***** PROVIDED MATERIAL
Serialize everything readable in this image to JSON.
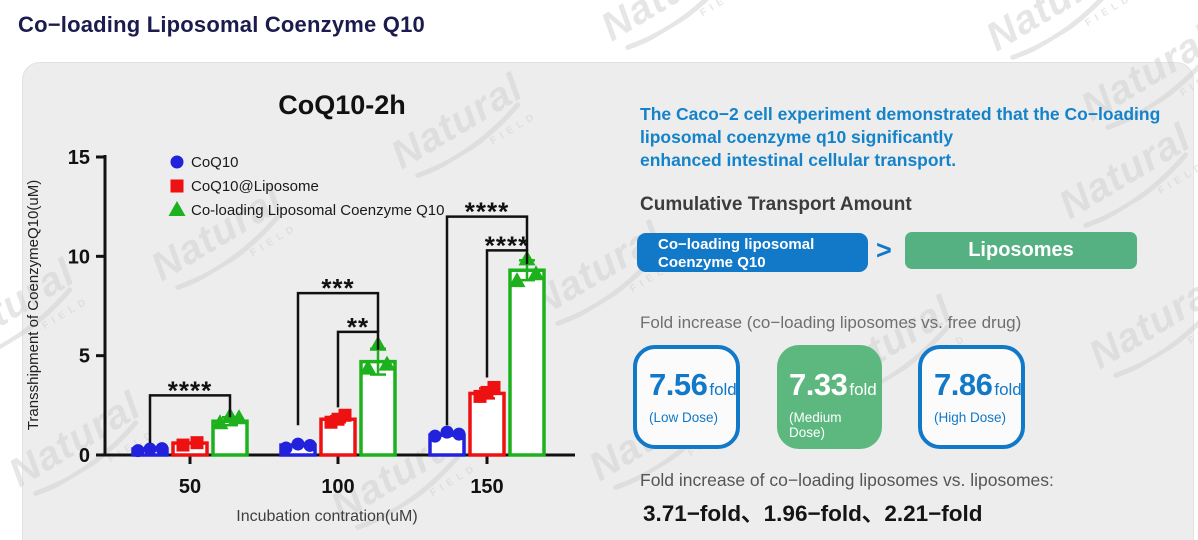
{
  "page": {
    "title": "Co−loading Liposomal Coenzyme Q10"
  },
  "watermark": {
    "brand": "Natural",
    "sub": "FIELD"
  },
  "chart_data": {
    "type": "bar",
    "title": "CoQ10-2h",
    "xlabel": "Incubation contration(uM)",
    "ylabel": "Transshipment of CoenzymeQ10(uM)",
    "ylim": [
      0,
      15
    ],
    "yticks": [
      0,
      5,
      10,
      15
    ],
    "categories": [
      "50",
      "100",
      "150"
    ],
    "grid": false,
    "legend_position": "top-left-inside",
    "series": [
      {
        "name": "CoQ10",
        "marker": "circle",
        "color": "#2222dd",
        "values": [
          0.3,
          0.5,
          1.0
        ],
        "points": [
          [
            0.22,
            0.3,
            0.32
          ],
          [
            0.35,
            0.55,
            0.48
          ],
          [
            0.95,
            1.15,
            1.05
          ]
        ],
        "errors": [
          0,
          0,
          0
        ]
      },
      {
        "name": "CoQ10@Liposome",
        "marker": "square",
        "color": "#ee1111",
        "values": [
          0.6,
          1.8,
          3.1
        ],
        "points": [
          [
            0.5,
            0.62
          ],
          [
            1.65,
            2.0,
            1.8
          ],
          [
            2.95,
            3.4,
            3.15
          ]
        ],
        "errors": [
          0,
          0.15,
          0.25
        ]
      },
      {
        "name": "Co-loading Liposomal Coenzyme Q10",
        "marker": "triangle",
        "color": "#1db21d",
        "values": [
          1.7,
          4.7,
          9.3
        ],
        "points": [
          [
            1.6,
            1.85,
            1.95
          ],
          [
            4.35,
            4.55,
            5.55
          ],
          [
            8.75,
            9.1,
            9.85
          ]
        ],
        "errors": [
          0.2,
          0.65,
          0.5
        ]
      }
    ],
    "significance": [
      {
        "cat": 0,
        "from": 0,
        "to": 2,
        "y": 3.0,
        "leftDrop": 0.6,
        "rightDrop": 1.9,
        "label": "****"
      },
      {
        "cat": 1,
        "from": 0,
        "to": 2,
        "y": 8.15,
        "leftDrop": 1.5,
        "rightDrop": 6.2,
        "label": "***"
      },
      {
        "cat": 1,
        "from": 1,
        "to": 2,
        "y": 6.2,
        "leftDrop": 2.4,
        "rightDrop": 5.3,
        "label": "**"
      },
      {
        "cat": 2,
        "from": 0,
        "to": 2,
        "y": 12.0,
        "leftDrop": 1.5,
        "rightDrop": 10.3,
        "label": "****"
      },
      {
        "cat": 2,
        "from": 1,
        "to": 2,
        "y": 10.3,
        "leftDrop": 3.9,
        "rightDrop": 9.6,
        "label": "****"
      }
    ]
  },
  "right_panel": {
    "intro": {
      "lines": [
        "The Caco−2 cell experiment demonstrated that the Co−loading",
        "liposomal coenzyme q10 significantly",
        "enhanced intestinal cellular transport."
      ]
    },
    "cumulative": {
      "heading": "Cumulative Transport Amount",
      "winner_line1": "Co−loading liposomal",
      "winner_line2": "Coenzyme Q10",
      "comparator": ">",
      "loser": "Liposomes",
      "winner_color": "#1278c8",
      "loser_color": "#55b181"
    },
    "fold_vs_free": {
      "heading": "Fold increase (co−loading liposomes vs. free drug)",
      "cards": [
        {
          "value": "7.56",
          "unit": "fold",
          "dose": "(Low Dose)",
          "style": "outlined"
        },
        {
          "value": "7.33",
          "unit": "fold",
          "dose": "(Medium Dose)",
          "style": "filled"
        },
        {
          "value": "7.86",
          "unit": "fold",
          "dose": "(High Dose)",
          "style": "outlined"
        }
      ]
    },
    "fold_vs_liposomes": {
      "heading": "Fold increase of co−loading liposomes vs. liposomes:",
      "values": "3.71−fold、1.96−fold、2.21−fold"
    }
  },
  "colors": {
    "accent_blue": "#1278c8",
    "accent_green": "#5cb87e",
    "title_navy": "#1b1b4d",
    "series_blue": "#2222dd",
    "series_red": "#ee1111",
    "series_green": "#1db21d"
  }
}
**********
***** PROVIDED MATERIAL
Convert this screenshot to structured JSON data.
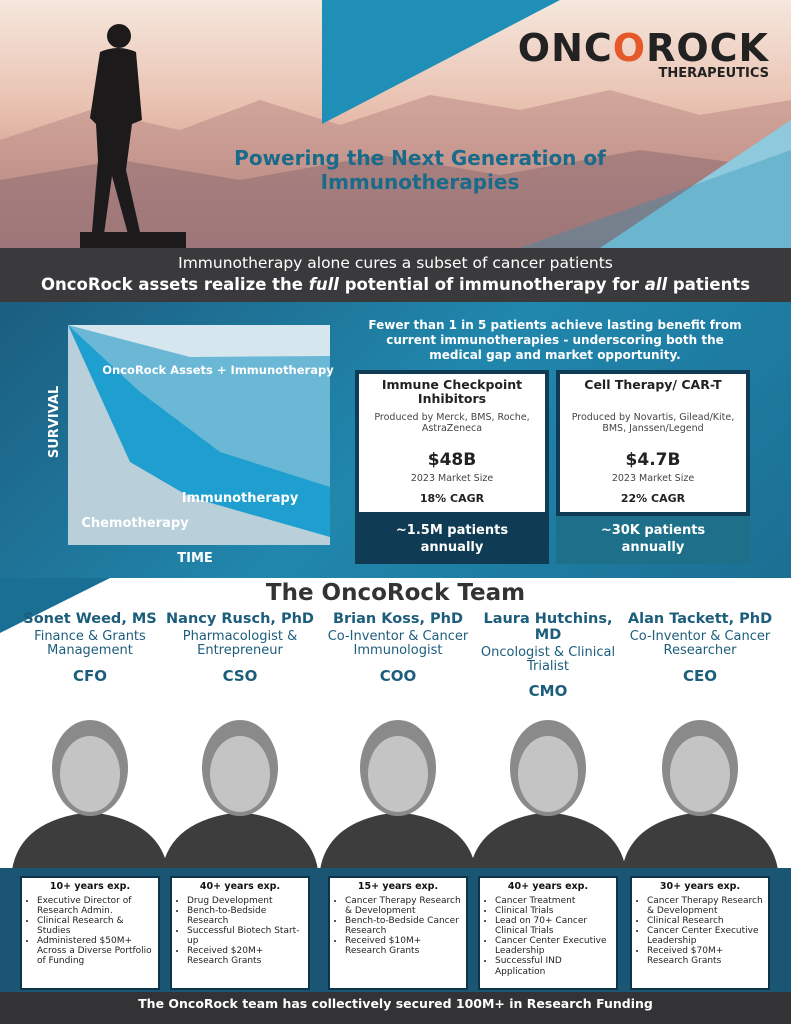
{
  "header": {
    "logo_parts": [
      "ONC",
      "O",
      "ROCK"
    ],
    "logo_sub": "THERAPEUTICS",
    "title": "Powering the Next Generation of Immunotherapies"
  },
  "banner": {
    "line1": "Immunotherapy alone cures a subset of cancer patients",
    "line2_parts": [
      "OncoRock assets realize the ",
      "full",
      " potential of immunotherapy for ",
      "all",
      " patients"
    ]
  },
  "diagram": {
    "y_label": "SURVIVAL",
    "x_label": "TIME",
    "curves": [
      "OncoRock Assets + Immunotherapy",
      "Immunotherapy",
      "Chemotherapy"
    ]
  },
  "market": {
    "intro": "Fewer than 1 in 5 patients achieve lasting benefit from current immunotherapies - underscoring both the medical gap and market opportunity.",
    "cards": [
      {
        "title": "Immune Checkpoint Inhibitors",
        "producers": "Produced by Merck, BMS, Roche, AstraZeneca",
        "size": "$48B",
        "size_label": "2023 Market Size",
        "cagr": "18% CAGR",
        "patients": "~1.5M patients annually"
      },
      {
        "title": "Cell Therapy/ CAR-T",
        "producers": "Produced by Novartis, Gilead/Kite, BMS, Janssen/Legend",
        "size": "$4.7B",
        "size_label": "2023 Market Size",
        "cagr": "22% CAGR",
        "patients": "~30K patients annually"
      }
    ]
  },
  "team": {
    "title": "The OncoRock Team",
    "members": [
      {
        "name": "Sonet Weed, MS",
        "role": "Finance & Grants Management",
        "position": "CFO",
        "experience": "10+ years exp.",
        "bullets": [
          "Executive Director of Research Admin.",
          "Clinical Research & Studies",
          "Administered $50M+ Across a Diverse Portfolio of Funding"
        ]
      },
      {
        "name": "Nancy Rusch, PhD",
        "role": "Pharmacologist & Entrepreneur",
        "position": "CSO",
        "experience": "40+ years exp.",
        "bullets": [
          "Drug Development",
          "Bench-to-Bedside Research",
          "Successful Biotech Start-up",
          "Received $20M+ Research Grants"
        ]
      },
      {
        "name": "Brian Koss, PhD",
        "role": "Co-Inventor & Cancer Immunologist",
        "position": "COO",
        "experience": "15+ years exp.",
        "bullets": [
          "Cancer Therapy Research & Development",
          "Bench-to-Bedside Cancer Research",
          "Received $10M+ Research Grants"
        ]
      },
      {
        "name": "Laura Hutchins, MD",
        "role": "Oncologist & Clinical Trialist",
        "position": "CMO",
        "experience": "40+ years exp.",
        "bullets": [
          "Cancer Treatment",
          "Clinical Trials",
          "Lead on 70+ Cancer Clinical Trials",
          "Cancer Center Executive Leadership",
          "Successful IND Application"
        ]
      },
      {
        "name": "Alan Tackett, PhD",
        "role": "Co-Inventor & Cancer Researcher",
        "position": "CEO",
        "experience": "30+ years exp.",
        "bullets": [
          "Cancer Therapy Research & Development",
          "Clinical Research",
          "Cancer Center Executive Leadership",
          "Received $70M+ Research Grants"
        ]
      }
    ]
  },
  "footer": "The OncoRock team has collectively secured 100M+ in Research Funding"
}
**********
THE TASK
Each line in the data that holds the string "Produced" should be found and copied.

EXERCISE SOLUTION
        "producers": "Produced by Merck, BMS, Roche, AstraZeneca",
        "producers": "Produced by Novartis, Gilead/Kite, BMS, Janssen/Legend",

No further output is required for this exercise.